▶ **Prompt**: Print the listing that follows, character for character.

▶ **Data to use**:
-*-
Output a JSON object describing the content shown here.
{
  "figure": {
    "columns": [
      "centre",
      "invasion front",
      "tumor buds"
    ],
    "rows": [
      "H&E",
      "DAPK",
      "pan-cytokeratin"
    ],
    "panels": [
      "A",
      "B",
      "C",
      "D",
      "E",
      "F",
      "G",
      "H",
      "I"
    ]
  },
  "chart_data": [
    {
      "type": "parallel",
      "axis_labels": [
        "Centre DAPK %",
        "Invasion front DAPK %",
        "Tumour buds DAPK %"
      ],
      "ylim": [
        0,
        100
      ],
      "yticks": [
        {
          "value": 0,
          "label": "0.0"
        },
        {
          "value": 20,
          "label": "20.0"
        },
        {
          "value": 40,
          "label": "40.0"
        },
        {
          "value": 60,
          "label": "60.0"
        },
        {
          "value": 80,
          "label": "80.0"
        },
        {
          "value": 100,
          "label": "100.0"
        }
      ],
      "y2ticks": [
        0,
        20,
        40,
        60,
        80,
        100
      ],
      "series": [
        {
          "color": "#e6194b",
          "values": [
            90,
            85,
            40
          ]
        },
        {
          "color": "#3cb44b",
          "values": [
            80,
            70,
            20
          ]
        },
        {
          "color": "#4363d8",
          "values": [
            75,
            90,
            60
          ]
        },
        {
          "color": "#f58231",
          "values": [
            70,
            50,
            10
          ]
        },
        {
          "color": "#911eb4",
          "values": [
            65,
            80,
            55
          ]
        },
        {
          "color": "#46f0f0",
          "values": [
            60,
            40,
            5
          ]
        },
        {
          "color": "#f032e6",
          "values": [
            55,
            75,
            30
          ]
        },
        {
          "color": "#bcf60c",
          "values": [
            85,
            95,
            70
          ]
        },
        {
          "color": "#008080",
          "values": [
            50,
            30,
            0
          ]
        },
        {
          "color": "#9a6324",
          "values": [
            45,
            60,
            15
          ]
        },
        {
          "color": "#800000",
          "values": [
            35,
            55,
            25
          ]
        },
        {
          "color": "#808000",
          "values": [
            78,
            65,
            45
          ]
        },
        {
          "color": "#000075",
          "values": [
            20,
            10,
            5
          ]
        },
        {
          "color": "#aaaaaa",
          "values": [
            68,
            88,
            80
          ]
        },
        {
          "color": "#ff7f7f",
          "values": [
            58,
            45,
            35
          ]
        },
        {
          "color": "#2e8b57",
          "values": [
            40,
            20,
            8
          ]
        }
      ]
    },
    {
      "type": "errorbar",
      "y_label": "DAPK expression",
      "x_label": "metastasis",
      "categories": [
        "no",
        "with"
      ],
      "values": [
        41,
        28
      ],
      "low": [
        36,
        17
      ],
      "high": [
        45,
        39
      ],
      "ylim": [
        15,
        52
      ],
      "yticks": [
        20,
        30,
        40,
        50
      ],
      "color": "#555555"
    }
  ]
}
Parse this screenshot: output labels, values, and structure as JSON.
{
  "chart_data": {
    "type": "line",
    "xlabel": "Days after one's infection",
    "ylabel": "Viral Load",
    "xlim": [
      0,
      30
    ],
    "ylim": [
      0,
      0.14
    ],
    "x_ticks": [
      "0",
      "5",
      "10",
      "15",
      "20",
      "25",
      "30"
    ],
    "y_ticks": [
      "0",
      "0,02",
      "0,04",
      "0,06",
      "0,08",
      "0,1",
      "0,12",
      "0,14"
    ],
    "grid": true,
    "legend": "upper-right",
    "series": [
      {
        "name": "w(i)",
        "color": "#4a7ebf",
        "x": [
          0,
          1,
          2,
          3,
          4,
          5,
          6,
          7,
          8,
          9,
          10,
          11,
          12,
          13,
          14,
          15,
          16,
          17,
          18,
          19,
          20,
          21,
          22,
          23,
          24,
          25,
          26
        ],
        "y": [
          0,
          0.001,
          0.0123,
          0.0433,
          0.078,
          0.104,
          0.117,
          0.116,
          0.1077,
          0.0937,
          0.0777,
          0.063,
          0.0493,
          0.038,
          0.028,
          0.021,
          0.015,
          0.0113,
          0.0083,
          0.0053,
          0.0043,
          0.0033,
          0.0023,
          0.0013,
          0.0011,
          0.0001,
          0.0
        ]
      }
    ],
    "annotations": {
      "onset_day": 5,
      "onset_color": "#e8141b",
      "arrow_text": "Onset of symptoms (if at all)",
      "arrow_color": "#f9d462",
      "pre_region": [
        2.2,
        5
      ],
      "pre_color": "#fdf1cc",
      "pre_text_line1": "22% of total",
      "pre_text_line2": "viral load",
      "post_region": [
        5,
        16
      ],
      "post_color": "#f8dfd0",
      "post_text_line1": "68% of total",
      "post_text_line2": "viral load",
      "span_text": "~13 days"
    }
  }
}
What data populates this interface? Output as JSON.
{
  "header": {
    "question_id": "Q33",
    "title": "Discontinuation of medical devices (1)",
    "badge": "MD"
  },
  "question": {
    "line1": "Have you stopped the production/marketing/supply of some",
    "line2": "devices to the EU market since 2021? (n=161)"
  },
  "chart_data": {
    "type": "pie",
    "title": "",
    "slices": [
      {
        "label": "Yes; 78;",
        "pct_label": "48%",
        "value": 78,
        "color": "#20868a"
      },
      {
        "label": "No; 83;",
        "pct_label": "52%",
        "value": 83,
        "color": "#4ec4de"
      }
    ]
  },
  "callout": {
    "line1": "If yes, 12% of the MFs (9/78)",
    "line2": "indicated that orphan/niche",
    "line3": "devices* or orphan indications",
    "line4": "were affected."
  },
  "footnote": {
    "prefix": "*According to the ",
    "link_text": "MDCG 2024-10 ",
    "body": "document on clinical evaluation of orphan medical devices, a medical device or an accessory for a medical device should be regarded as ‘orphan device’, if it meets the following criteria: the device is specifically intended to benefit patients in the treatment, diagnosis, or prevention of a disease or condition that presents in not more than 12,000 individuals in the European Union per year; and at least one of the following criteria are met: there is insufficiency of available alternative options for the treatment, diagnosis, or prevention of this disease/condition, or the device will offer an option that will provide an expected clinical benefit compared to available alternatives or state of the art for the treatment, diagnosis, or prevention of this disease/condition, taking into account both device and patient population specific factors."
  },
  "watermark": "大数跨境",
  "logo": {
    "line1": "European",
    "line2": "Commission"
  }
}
-*-
▶ **Result below**:
Output a JSON object describing the content shown here.
{
  "figure": {
    "columns": [
      "centre",
      "invasion front",
      "tumor buds"
    ],
    "rows": [
      "H&E",
      "DAPK",
      "pan-cytokeratin"
    ],
    "panels": [
      "A",
      "B",
      "C",
      "D",
      "E",
      "F",
      "G",
      "H",
      "I"
    ]
  },
  "chart_data": [
    {
      "type": "parallel",
      "axis_labels": [
        "Centre DAPK %",
        "Invasion front DAPK %",
        "Tumour buds DAPK %"
      ],
      "ylim": [
        0,
        100
      ],
      "yticks": [
        {
          "value": 0,
          "label": "0.0"
        },
        {
          "value": 20,
          "label": "20.0"
        },
        {
          "value": 40,
          "label": "40.0"
        },
        {
          "value": 60,
          "label": "60.0"
        },
        {
          "value": 80,
          "label": "80.0"
        },
        {
          "value": 100,
          "label": "100.0"
        }
      ],
      "y2ticks": [
        0,
        20,
        40,
        60,
        80,
        100
      ],
      "series": [
        {
          "color": "#e6194b",
          "values": [
            90,
            85,
            40
          ]
        },
        {
          "color": "#3cb44b",
          "values": [
            80,
            70,
            20
          ]
        },
        {
          "color": "#4363d8",
          "values": [
            75,
            90,
            60
          ]
        },
        {
          "color": "#f58231",
          "values": [
            70,
            50,
            10
          ]
        },
        {
          "color": "#911eb4",
          "values": [
            65,
            80,
            55
          ]
        },
        {
          "color": "#46f0f0",
          "values": [
            60,
            40,
            5
          ]
        },
        {
          "color": "#f032e6",
          "values": [
            55,
            75,
            30
          ]
        },
        {
          "color": "#bcf60c",
          "values": [
            85,
            95,
            70
          ]
        },
        {
          "color": "#008080",
          "values": [
            50,
            30,
            0
          ]
        },
        {
          "color": "#9a6324",
          "values": [
            45,
            60,
            15
          ]
        },
        {
          "color": "#800000",
          "values": [
            35,
            55,
            25
          ]
        },
        {
          "color": "#808000",
          "values": [
            78,
            65,
            45
          ]
        },
        {
          "color": "#000075",
          "values": [
            20,
            10,
            5
          ]
        },
        {
          "color": "#aaaaaa",
          "values": [
            68,
            88,
            80
          ]
        },
        {
          "color": "#ff7f7f",
          "values": [
            58,
            45,
            35
          ]
        },
        {
          "color": "#2e8b57",
          "values": [
            40,
            20,
            8
          ]
        }
      ]
    },
    {
      "type": "errorbar",
      "y_label": "DAPK expression",
      "x_label": "metastasis",
      "categories": [
        "no",
        "with"
      ],
      "values": [
        41,
        28
      ],
      "low": [
        36,
        17
      ],
      "high": [
        45,
        39
      ],
      "ylim": [
        15,
        52
      ],
      "yticks": [
        20,
        30,
        40,
        50
      ],
      "color": "#555555"
    }
  ]
}
Parse this screenshot: output labels, values, and structure as JSON.
{
  "chart_data": {
    "type": "line",
    "xlabel": "Days after one's infection",
    "ylabel": "Viral Load",
    "xlim": [
      0,
      30
    ],
    "ylim": [
      0,
      0.14
    ],
    "x_ticks": [
      "0",
      "5",
      "10",
      "15",
      "20",
      "25",
      "30"
    ],
    "y_ticks": [
      "0",
      "0,02",
      "0,04",
      "0,06",
      "0,08",
      "0,1",
      "0,12",
      "0,14"
    ],
    "grid": true,
    "legend": "upper-right",
    "series": [
      {
        "name": "w(i)",
        "color": "#4a7ebf",
        "x": [
          0,
          1,
          2,
          3,
          4,
          5,
          6,
          7,
          8,
          9,
          10,
          11,
          12,
          13,
          14,
          15,
          16,
          17,
          18,
          19,
          20,
          21,
          22,
          23,
          24,
          25,
          26
        ],
        "y": [
          0,
          0.001,
          0.0123,
          0.0433,
          0.078,
          0.104,
          0.117,
          0.116,
          0.1077,
          0.0937,
          0.0777,
          0.063,
          0.0493,
          0.038,
          0.028,
          0.021,
          0.015,
          0.0113,
          0.0083,
          0.0053,
          0.0043,
          0.0033,
          0.0023,
          0.0013,
          0.0011,
          0.0001,
          0.0
        ]
      }
    ],
    "annotations": {
      "onset_day": 5,
      "onset_color": "#e8141b",
      "arrow_text": "Onset of symptoms (if at all)",
      "arrow_color": "#f9d462",
      "pre_region": [
        2.2,
        5
      ],
      "pre_color": "#fdf1cc",
      "pre_text_line1": "22% of total",
      "pre_text_line2": "viral load",
      "post_region": [
        5,
        16
      ],
      "post_color": "#f8dfd0",
      "post_text_line1": "68% of total",
      "post_text_line2": "viral load",
      "span_text": "~13 days"
    }
  }
}
What data populates this interface? Output as JSON.
{
  "header": {
    "question_id": "Q33",
    "title": "Discontinuation of medical devices (1)",
    "badge": "MD"
  },
  "question": {
    "line1": "Have you stopped the production/marketing/supply of some",
    "line2": "devices to the EU market since 2021? (n=161)"
  },
  "chart_data": {
    "type": "pie",
    "title": "",
    "slices": [
      {
        "label": "Yes; 78;",
        "pct_label": "48%",
        "value": 78,
        "color": "#20868a"
      },
      {
        "label": "No; 83;",
        "pct_label": "52%",
        "value": 83,
        "color": "#4ec4de"
      }
    ]
  },
  "callout": {
    "line1": "If yes, 12% of the MFs (9/78)",
    "line2": "indicated that orphan/niche",
    "line3": "devices* or orphan indications",
    "line4": "were affected."
  },
  "footnote": {
    "prefix": "*According to the ",
    "link_text": "MDCG 2024-10 ",
    "body": "document on clinical evaluation of orphan medical devices, a medical device or an accessory for a medical device should be regarded as ‘orphan device’, if it meets the following criteria: the device is specifically intended to benefit patients in the treatment, diagnosis, or prevention of a disease or condition that presents in not more than 12,000 individuals in the European Union per year; and at least one of the following criteria are met: there is insufficiency of available alternative options for the treatment, diagnosis, or prevention of this disease/condition, or the device will offer an option that will provide an expected clinical benefit compared to available alternatives or state of the art for the treatment, diagnosis, or prevention of this disease/condition, taking into account both device and patient population specific factors."
  },
  "watermark": "大数跨境",
  "logo": {
    "line1": "European",
    "line2": "Commission"
  }
}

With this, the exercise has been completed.